TASK REQUIREMENTS: Check each line below for the word "structure" and give the count alone.

┌──

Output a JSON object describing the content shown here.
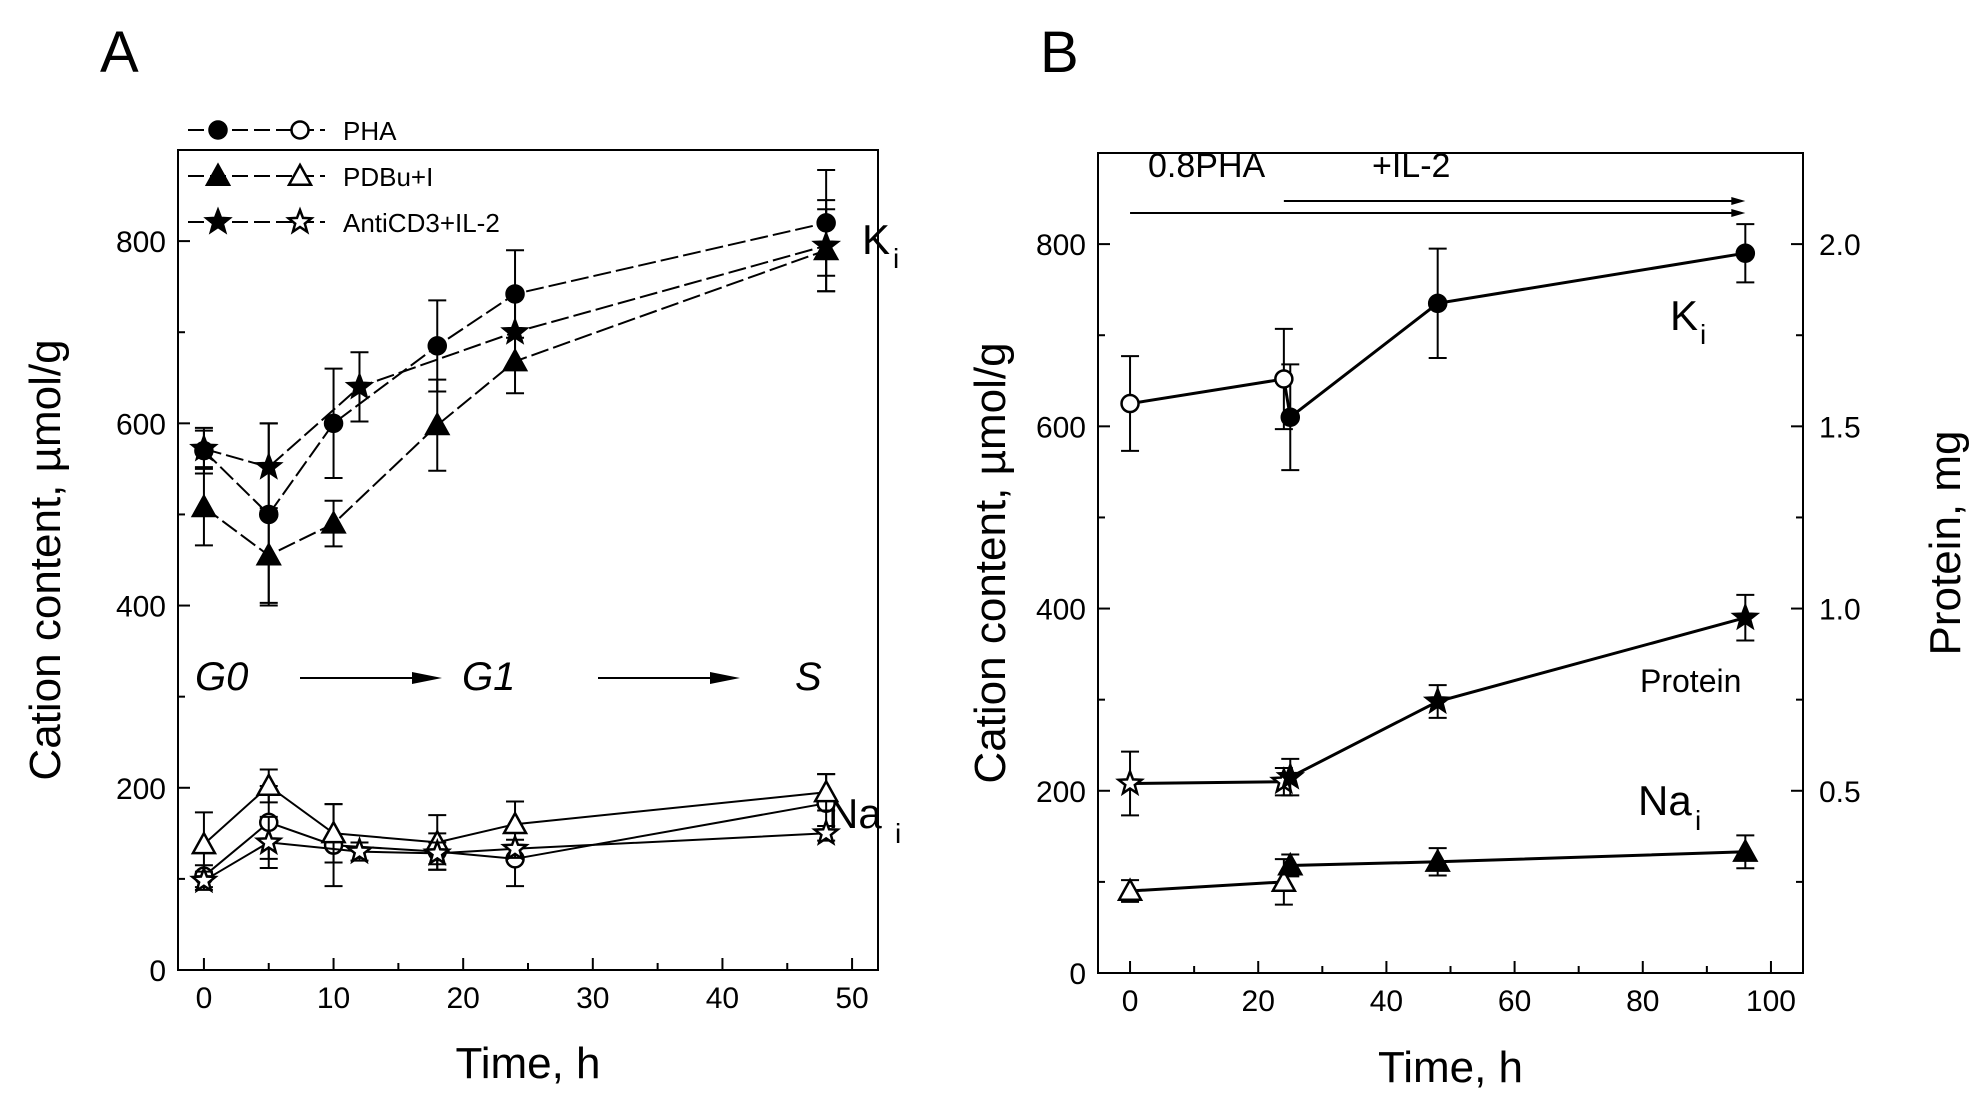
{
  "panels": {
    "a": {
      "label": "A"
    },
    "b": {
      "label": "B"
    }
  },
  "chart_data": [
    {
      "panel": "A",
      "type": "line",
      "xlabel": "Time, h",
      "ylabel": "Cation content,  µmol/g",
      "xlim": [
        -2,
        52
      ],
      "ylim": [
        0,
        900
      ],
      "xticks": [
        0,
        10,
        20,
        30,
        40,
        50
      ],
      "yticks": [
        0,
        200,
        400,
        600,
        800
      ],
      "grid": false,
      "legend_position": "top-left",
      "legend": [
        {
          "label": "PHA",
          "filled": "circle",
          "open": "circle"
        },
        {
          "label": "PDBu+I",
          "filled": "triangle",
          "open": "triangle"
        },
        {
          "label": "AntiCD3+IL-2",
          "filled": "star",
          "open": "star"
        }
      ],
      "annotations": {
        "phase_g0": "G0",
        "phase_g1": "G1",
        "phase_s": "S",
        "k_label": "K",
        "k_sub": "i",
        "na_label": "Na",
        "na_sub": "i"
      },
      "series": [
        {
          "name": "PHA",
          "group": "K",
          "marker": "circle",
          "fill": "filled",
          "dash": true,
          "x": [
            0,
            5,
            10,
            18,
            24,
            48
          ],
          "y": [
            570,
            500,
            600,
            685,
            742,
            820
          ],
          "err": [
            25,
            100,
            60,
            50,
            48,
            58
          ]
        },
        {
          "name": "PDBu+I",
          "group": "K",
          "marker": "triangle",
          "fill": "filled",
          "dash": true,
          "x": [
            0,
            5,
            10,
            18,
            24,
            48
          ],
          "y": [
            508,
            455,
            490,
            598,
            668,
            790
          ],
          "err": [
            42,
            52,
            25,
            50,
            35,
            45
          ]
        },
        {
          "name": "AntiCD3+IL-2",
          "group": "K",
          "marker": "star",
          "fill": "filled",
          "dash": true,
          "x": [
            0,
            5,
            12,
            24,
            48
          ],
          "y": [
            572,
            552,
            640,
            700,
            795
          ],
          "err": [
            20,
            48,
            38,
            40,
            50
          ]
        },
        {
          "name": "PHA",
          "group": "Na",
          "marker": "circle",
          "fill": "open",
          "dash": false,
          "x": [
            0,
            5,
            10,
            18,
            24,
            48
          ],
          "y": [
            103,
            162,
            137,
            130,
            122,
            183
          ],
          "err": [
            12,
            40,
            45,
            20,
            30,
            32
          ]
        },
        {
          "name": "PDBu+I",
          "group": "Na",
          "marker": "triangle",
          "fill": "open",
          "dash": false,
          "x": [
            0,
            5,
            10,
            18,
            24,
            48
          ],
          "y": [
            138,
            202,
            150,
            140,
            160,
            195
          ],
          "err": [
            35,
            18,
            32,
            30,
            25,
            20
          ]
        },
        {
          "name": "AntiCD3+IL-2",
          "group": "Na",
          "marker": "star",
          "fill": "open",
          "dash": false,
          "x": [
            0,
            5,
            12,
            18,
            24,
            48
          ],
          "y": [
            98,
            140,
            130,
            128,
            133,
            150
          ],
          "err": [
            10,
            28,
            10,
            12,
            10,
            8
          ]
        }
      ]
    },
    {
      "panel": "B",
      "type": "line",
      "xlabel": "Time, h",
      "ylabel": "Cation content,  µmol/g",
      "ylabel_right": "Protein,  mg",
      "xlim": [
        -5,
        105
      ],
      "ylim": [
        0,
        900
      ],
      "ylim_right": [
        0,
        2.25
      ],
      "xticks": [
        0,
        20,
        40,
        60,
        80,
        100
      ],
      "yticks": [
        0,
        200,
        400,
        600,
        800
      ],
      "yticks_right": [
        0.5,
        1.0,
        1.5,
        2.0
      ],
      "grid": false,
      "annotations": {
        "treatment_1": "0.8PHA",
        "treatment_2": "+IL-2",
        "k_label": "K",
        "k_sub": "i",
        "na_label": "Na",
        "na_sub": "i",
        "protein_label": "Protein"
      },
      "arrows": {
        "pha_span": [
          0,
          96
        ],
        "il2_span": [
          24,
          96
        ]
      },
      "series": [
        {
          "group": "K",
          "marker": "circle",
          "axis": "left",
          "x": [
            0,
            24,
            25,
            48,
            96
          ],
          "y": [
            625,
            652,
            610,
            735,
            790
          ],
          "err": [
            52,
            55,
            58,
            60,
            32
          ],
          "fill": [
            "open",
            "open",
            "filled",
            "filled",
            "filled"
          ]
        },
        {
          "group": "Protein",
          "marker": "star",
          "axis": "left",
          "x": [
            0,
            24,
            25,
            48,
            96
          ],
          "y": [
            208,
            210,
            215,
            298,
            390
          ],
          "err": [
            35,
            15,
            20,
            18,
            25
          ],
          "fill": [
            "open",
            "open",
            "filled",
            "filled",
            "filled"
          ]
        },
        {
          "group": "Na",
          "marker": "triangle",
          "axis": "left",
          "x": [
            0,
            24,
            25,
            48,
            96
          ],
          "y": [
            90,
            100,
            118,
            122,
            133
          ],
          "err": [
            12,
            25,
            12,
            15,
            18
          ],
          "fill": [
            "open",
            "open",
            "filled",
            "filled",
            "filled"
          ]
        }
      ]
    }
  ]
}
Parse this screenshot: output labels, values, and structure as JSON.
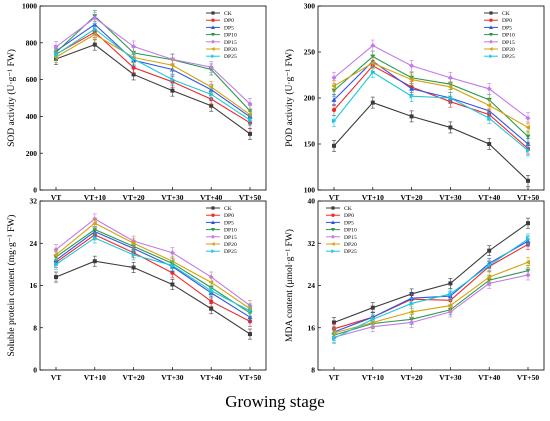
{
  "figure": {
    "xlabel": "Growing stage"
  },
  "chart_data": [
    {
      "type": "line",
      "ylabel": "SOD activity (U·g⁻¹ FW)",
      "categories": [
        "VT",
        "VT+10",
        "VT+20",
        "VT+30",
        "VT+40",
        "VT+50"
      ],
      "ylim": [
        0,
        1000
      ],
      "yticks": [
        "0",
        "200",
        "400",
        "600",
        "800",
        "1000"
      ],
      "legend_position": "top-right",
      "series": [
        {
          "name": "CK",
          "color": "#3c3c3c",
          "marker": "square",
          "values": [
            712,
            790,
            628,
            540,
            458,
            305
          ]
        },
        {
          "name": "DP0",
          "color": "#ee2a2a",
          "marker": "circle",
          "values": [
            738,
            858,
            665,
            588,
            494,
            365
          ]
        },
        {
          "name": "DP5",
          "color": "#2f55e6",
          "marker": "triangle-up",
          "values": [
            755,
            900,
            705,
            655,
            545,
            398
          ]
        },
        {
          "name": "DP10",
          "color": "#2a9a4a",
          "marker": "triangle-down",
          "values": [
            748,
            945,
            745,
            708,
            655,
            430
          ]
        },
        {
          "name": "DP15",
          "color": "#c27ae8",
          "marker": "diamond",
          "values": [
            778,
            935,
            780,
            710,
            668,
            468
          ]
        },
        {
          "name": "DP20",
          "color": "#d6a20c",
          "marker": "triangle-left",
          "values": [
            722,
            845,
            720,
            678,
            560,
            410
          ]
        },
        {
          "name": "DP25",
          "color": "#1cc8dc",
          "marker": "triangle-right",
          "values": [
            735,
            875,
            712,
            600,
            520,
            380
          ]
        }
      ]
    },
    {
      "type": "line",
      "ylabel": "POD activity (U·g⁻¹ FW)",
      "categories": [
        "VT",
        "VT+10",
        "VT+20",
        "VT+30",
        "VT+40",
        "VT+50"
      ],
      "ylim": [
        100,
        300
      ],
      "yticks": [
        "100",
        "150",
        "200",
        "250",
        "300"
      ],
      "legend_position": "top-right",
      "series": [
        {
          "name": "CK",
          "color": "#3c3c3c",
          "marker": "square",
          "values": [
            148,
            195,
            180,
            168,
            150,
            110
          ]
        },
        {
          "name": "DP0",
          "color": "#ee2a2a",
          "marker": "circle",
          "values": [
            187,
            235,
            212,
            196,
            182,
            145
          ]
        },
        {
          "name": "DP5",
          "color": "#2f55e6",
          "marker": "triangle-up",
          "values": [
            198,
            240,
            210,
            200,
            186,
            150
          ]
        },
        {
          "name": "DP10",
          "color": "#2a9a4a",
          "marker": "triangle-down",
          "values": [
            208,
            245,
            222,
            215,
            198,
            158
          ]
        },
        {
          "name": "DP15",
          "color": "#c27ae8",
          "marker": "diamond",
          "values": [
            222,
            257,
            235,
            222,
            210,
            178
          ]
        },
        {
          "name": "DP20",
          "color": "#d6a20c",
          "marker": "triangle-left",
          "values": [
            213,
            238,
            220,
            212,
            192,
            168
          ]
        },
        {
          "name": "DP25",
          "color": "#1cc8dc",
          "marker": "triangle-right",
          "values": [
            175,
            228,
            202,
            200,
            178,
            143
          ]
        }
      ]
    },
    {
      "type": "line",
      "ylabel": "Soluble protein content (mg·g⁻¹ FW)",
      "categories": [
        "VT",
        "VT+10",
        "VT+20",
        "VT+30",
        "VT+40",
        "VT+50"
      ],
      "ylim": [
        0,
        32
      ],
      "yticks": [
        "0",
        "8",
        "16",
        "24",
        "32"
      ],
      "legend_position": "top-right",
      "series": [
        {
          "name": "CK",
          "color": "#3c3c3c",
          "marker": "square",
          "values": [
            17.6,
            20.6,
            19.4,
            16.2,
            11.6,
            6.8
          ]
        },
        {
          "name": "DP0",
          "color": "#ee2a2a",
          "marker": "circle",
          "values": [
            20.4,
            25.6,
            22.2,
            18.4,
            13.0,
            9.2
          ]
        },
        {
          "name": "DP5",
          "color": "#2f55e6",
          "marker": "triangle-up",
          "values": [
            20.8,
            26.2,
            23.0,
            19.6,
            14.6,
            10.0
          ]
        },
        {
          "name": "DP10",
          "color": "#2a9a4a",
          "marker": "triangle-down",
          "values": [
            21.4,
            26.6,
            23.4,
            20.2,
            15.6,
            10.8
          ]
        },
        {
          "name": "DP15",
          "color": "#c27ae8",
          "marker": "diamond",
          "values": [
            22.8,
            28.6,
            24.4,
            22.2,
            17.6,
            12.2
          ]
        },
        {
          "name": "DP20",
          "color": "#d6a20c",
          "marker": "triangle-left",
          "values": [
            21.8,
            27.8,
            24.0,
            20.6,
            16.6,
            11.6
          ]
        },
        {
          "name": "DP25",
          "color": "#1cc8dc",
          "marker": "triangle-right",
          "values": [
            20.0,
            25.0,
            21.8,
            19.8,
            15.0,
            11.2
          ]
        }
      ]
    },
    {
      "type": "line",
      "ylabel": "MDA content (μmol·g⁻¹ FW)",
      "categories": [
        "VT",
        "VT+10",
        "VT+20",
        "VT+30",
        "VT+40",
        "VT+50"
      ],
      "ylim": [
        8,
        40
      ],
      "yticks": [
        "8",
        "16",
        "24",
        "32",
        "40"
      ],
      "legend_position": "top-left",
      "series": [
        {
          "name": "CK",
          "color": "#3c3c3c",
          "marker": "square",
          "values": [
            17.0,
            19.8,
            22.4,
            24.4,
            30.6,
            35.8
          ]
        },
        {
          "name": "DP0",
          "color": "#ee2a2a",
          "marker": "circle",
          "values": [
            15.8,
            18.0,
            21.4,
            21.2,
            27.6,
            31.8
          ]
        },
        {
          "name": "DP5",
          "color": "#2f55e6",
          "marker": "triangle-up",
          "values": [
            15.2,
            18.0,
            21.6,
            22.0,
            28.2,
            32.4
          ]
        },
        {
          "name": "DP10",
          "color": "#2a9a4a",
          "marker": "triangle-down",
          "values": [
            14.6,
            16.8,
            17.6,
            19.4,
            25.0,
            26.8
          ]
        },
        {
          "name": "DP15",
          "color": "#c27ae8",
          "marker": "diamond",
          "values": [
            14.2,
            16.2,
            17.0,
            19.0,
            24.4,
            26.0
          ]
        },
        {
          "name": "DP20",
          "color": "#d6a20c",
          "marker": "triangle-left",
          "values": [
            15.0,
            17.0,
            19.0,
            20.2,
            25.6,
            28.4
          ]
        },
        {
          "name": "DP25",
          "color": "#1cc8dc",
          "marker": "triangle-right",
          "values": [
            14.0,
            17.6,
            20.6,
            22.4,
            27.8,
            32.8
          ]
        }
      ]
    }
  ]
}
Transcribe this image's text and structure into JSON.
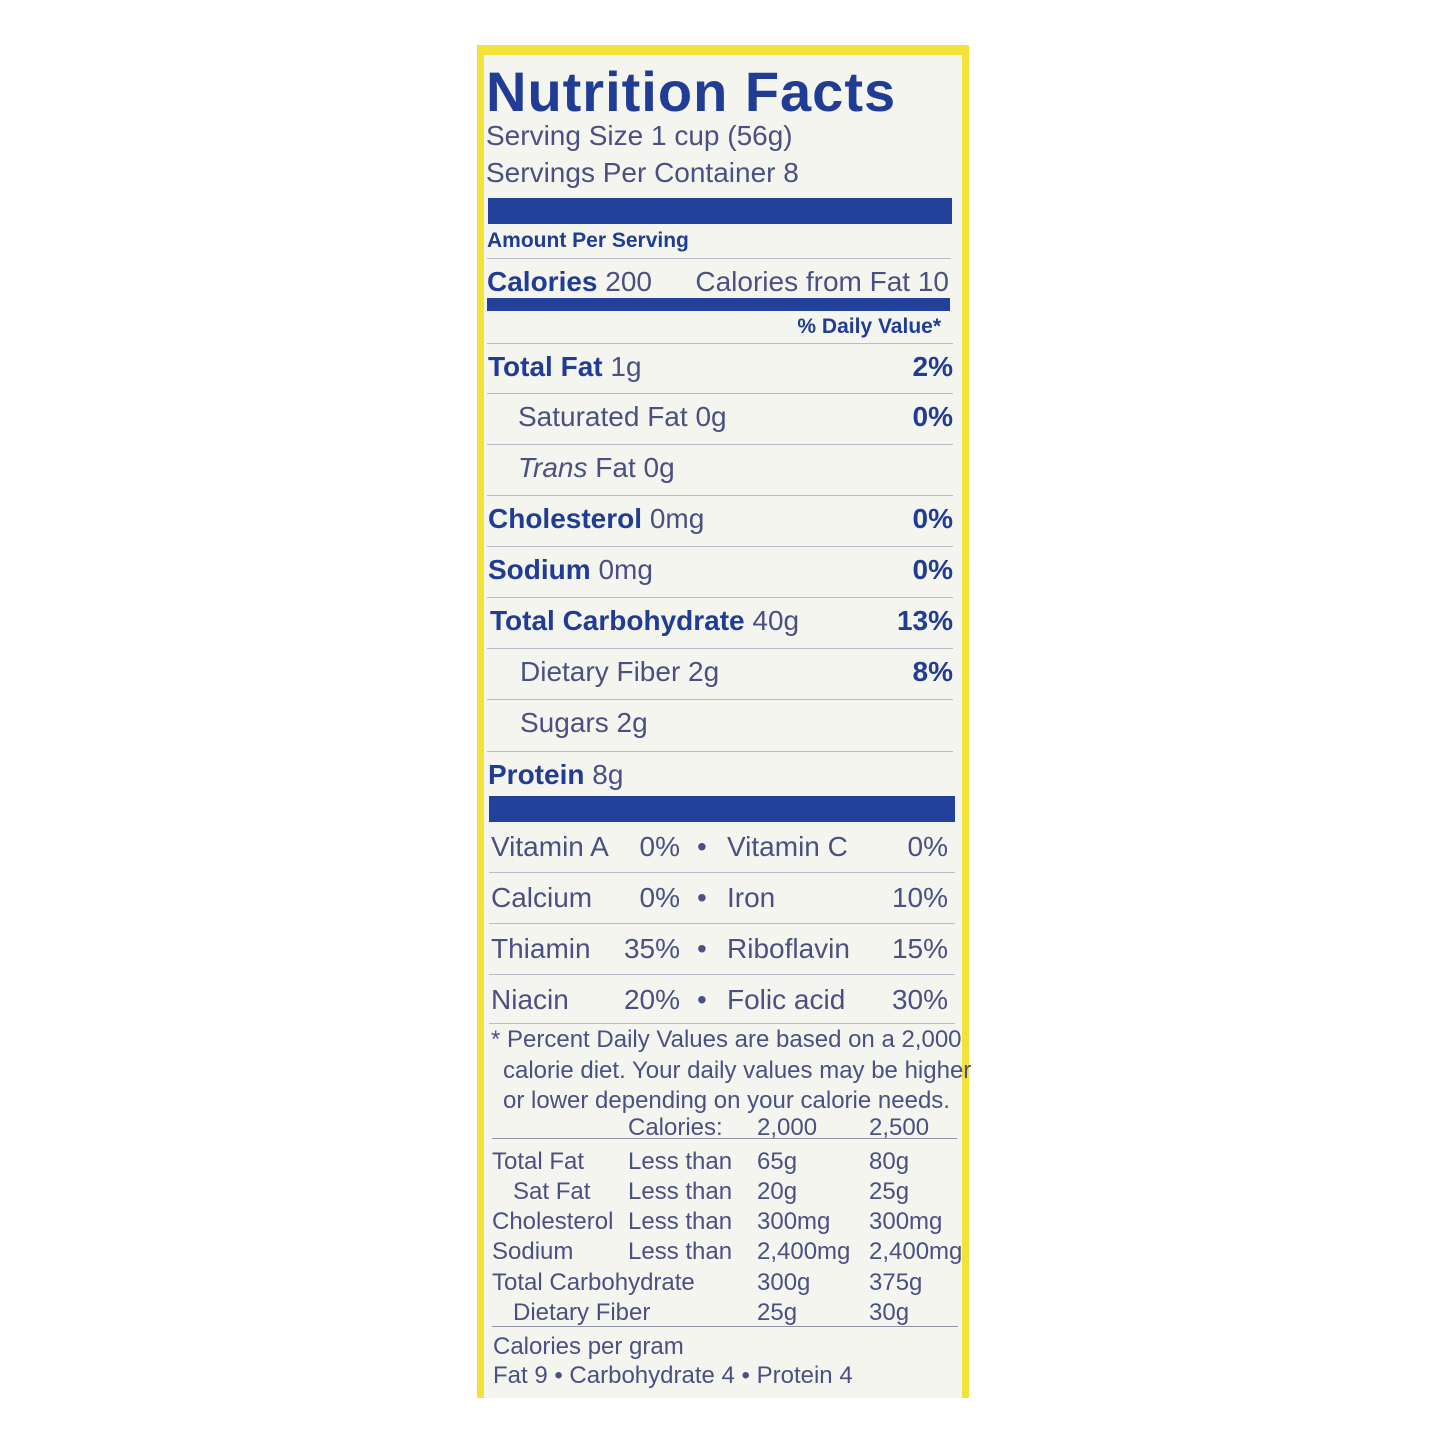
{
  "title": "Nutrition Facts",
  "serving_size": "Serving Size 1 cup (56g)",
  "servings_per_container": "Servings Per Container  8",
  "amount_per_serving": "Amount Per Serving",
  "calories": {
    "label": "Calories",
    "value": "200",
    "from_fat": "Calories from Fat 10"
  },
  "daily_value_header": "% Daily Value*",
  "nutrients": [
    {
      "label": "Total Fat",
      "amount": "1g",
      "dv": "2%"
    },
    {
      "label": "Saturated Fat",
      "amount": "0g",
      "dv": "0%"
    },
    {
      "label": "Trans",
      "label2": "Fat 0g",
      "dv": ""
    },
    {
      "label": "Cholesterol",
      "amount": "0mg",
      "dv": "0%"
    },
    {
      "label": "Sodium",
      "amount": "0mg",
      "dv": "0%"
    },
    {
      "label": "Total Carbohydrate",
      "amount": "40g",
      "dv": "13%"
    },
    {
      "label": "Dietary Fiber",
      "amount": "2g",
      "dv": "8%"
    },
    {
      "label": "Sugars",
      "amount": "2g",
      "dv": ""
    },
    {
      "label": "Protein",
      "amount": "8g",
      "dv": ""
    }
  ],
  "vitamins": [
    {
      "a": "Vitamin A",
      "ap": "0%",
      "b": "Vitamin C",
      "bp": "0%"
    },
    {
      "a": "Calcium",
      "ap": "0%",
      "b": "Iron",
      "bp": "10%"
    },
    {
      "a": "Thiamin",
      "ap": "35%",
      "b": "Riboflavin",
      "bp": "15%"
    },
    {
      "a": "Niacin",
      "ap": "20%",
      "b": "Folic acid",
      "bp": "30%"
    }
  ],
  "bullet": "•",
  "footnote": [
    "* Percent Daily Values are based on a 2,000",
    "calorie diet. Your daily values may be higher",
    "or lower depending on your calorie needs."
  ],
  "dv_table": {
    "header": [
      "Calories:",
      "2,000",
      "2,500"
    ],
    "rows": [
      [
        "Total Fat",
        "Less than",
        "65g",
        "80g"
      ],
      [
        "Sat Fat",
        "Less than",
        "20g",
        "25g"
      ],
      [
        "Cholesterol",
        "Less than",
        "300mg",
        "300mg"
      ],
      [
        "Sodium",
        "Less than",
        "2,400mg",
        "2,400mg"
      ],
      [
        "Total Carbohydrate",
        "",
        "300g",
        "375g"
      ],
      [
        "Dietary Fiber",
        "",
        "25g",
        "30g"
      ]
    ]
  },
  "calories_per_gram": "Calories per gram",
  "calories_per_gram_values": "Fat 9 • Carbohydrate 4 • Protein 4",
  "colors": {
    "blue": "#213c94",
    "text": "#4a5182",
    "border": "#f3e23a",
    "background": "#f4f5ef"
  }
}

└──

SOLUTION TO THE PROBLEM: 2